*Data for this exercise:*

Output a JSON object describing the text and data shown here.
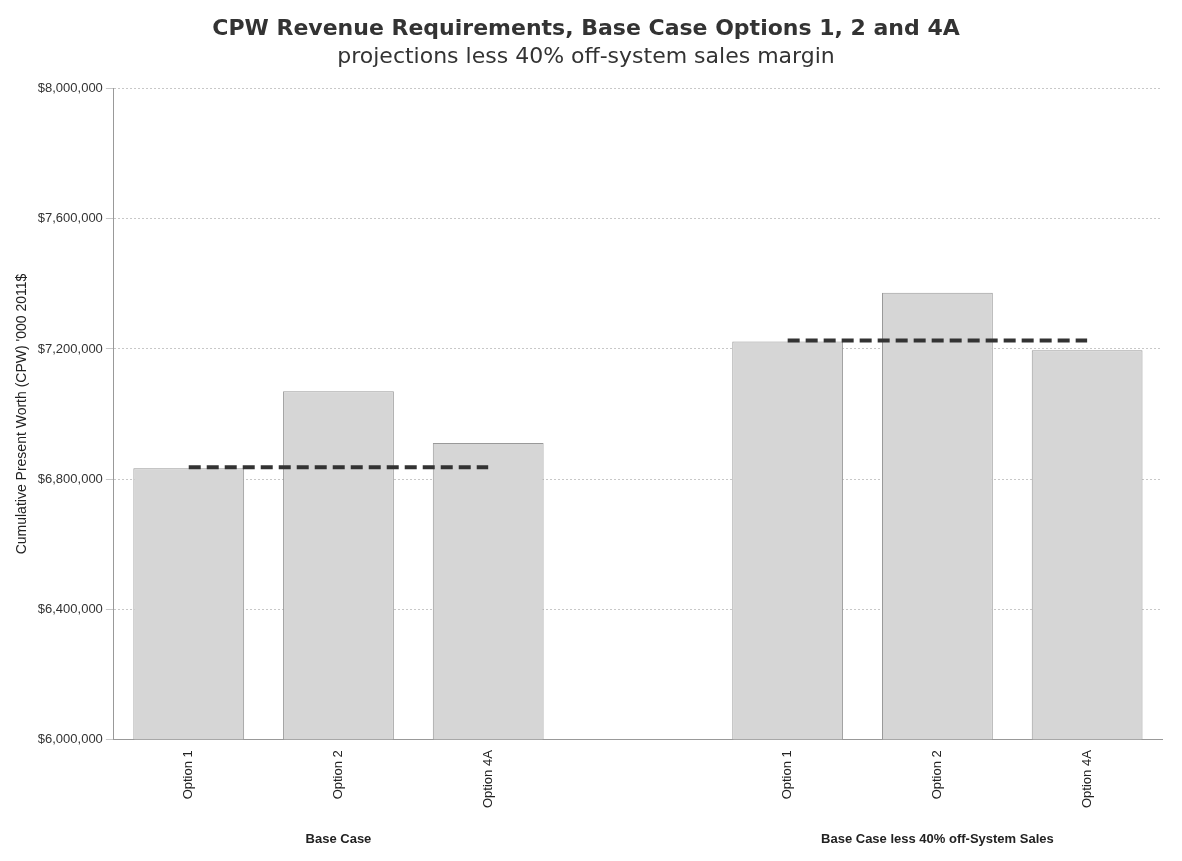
{
  "chart_data": {
    "type": "bar",
    "title": "CPW Revenue Requirements, Base Case Options 1, 2 and 4A",
    "subtitle": "projections less 40% off-system sales margin",
    "ylabel": "Cumulative Present Worth (CPW) '000 2011$",
    "categories": [
      "Option 1",
      "Option 2",
      "Option 4A",
      null,
      "Option 1",
      "Option 2",
      "Option 4A"
    ],
    "series": [
      {
        "color": "#d6d6d6",
        "values": [
          6833000,
          7070000,
          6911000,
          null,
          7223000,
          7373000,
          7196000
        ]
      },
      {
        "type": "line",
        "color": "#333333",
        "line_style": "dashed",
        "marker": "none",
        "values": [
          6836000,
          6836000,
          6836000,
          null,
          null,
          null,
          null
        ]
      },
      {
        "type": "line",
        "color": "#333333",
        "line_style": "dashed",
        "marker": "none",
        "values": [
          null,
          null,
          null,
          null,
          7226000,
          7226000,
          7226000
        ]
      }
    ],
    "ylim": [
      6000000,
      8000000
    ],
    "yticks": [
      {
        "value": 6000000,
        "label": "$6,000,000"
      },
      {
        "value": 6400000,
        "label": "$6,400,000"
      },
      {
        "value": 6800000,
        "label": "$6,800,000"
      },
      {
        "value": 7200000,
        "label": "$7,200,000"
      },
      {
        "value": 7600000,
        "label": "$7,600,000"
      },
      {
        "value": 8000000,
        "label": "$8,000,000"
      }
    ],
    "grid": "y",
    "legend": false,
    "annotations": [
      "Base Case",
      "Base Case less 40% off-System Sales"
    ]
  }
}
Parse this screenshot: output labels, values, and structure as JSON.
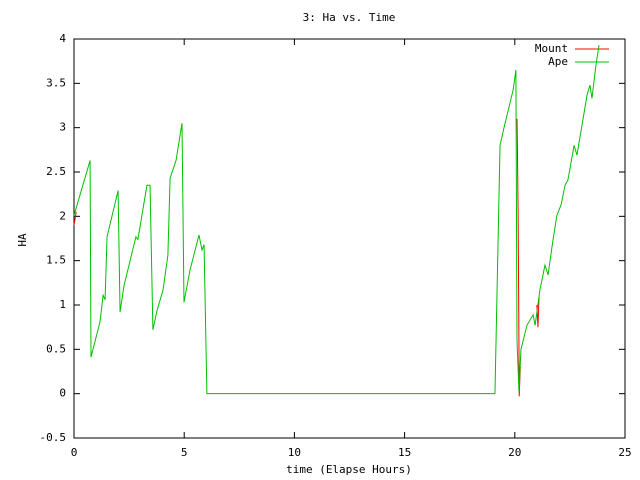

*Do this:* Repeat the preceding records precisely, and leave every picture out of the copy.

*Solution for this task:*
Output a JSON object describing the text and data shown here.
{
  "chart_data": {
    "type": "bar",
    "title": "CPW Revenue Requirements, Base Case Options 1, 2 and 4A",
    "subtitle": "projections less 40% off-system sales margin",
    "ylabel": "Cumulative Present Worth (CPW) '000 2011$",
    "categories": [
      "Option 1",
      "Option 2",
      "Option 4A",
      null,
      "Option 1",
      "Option 2",
      "Option 4A"
    ],
    "series": [
      {
        "color": "#d6d6d6",
        "values": [
          6833000,
          7070000,
          6911000,
          null,
          7223000,
          7373000,
          7196000
        ]
      },
      {
        "type": "line",
        "color": "#333333",
        "line_style": "dashed",
        "marker": "none",
        "values": [
          6836000,
          6836000,
          6836000,
          null,
          null,
          null,
          null
        ]
      },
      {
        "type": "line",
        "color": "#333333",
        "line_style": "dashed",
        "marker": "none",
        "values": [
          null,
          null,
          null,
          null,
          7226000,
          7226000,
          7226000
        ]
      }
    ],
    "ylim": [
      6000000,
      8000000
    ],
    "yticks": [
      {
        "value": 6000000,
        "label": "$6,000,000"
      },
      {
        "value": 6400000,
        "label": "$6,400,000"
      },
      {
        "value": 6800000,
        "label": "$6,800,000"
      },
      {
        "value": 7200000,
        "label": "$7,200,000"
      },
      {
        "value": 7600000,
        "label": "$7,600,000"
      },
      {
        "value": 8000000,
        "label": "$8,000,000"
      }
    ],
    "grid": "y",
    "legend": false,
    "annotations": [
      "Base Case",
      "Base Case less 40% off-System Sales"
    ]
  }
}
Parse this screenshot: output labels, values, and structure as JSON.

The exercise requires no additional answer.